Prompt = Locate every line in the entries below that contains the word "chuck", and copy each of those lines.

Task material =
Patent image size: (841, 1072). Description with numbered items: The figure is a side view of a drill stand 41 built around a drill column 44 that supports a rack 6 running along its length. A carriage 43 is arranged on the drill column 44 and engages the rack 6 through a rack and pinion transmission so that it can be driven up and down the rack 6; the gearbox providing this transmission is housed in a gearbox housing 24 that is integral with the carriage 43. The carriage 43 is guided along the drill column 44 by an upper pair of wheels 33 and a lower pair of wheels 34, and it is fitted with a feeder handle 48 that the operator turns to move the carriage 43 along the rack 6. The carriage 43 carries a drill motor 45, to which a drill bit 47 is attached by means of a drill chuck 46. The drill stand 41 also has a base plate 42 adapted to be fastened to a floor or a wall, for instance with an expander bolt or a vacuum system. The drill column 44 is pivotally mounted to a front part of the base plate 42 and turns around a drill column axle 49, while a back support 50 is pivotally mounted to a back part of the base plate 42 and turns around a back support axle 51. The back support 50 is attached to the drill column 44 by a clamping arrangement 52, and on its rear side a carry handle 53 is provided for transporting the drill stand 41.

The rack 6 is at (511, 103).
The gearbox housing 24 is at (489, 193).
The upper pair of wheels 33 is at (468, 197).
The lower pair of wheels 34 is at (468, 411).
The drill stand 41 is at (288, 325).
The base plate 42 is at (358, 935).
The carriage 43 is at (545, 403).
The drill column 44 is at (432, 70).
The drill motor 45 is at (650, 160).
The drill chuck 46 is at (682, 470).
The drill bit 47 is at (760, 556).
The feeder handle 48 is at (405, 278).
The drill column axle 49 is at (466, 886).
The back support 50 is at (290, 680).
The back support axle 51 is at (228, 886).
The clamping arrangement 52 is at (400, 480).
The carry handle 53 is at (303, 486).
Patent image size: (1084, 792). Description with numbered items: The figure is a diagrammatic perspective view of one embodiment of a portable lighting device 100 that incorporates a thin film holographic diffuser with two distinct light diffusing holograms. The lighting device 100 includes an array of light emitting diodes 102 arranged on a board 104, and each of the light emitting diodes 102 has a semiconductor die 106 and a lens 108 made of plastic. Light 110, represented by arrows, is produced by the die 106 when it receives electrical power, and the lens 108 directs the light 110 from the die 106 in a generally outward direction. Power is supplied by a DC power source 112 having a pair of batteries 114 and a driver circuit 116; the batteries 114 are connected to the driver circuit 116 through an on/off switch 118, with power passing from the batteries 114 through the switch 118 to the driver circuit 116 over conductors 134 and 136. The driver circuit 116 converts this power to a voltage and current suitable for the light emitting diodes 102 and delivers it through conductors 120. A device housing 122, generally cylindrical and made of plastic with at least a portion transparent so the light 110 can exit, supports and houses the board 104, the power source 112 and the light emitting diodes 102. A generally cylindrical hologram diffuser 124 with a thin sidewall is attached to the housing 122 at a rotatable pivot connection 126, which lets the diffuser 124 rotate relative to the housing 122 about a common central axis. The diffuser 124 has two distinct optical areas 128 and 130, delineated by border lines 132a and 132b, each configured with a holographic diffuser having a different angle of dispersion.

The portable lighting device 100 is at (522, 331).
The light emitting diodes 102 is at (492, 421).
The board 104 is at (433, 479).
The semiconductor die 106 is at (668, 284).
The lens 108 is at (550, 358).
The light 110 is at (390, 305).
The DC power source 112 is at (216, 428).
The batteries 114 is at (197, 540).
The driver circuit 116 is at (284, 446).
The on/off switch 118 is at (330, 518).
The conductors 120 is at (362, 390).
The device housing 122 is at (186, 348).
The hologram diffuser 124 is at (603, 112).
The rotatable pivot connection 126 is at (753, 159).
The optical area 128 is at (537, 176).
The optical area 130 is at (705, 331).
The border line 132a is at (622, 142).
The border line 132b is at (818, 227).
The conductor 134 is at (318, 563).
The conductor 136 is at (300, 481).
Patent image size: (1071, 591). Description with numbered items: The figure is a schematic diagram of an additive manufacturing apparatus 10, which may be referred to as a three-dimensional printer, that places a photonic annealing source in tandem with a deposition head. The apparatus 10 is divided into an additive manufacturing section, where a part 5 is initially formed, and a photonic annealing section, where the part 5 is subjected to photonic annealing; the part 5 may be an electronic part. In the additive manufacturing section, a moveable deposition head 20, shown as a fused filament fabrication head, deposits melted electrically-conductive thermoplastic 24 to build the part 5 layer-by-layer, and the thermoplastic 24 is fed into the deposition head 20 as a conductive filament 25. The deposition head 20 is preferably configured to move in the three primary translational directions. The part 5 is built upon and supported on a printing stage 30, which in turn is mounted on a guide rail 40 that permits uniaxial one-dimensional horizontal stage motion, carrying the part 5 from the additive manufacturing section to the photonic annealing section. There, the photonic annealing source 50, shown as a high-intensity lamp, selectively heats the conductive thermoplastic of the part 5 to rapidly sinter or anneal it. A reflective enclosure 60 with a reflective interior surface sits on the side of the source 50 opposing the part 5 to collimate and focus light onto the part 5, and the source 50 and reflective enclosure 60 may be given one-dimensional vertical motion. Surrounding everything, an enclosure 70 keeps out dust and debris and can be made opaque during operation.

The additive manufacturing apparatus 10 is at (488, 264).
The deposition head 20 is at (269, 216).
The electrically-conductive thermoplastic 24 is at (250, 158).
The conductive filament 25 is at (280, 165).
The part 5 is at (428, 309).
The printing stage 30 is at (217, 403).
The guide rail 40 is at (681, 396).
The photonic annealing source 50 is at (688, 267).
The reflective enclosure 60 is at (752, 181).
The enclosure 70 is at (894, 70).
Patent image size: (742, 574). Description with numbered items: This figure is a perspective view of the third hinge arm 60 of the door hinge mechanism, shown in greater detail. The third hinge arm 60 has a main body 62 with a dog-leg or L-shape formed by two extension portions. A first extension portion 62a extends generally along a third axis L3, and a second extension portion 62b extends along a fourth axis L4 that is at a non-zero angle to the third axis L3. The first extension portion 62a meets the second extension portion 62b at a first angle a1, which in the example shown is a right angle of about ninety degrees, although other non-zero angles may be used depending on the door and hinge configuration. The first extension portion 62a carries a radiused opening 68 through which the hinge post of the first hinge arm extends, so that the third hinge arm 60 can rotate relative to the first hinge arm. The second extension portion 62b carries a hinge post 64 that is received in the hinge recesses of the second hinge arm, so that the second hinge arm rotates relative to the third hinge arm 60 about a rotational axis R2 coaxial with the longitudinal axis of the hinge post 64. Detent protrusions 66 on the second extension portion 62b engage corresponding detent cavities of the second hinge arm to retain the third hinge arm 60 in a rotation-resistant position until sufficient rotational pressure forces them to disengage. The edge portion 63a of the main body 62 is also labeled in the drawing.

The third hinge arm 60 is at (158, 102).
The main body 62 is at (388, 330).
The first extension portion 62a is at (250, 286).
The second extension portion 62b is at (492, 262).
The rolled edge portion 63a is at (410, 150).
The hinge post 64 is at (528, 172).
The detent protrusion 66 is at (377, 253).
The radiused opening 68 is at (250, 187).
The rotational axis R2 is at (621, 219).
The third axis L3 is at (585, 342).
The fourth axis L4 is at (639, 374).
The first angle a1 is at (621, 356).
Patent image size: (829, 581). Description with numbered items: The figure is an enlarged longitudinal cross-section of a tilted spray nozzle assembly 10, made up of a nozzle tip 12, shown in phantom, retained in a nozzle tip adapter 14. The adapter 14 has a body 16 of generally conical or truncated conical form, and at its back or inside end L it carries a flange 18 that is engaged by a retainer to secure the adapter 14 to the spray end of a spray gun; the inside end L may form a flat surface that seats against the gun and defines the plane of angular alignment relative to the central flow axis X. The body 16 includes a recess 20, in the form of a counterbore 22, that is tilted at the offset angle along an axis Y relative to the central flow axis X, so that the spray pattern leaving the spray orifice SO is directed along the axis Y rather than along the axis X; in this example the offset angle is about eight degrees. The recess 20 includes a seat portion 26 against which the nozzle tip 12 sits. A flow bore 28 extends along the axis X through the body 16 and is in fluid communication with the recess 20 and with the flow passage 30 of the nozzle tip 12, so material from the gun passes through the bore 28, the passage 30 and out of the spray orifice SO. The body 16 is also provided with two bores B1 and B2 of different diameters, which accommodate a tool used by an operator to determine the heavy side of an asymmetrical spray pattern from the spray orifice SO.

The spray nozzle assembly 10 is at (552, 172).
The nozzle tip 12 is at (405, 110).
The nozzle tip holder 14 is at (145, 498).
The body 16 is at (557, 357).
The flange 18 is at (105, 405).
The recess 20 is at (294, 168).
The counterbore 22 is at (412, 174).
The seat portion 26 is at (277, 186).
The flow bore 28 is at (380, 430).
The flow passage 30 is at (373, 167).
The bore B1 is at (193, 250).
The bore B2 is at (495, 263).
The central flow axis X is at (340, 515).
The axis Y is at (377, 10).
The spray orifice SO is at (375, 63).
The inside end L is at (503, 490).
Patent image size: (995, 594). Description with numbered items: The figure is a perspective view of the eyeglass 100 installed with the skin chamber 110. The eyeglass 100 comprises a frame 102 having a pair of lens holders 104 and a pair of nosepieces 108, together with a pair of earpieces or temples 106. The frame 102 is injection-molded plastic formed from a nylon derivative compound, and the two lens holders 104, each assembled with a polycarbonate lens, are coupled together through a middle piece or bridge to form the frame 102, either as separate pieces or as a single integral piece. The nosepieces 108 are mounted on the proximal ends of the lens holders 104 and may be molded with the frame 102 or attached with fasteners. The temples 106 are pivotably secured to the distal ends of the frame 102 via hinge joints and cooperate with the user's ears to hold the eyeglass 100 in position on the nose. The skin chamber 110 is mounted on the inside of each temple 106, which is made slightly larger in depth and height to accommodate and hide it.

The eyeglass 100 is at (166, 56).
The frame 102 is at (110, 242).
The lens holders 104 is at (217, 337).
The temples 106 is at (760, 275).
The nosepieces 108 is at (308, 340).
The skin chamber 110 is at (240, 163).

Output of the exercise =
Patent image size: (841, 1072). Description with numbered items: The figure is a side view of a drill stand 41 built around a drill column 44 that supports a rack 6 running along its length. A carriage 43 is arranged on the drill column 44 and engages the rack 6 through a rack and pinion transmission so that it can be driven up and down the rack 6; the gearbox providing this transmission is housed in a gearbox housing 24 that is integral with the carriage 43. The carriage 43 is guided along the drill column 44 by an upper pair of wheels 33 and a lower pair of wheels 34, and it is fitted with a feeder handle 48 that the operator turns to move the carriage 43 along the rack 6. The carriage 43 carries a drill motor 45, to which a drill bit 47 is attached by means of a drill chuck 46. The drill stand 41 also has a base plate 42 adapted to be fastened to a floor or a wall, for instance with an expander bolt or a vacuum system. The drill column 44 is pivotally mounted to a front part of the base plate 42 and turns around a drill column axle 49, while a back support 50 is pivotally mounted to a back part of the base plate 42 and turns around a back support axle 51. The back support 50 is attached to the drill column 44 by a clamping arrangement 52, and on its rear side a carry handle 53 is provided for transporting the drill stand 41.
The drill chuck 46 is at (682, 470).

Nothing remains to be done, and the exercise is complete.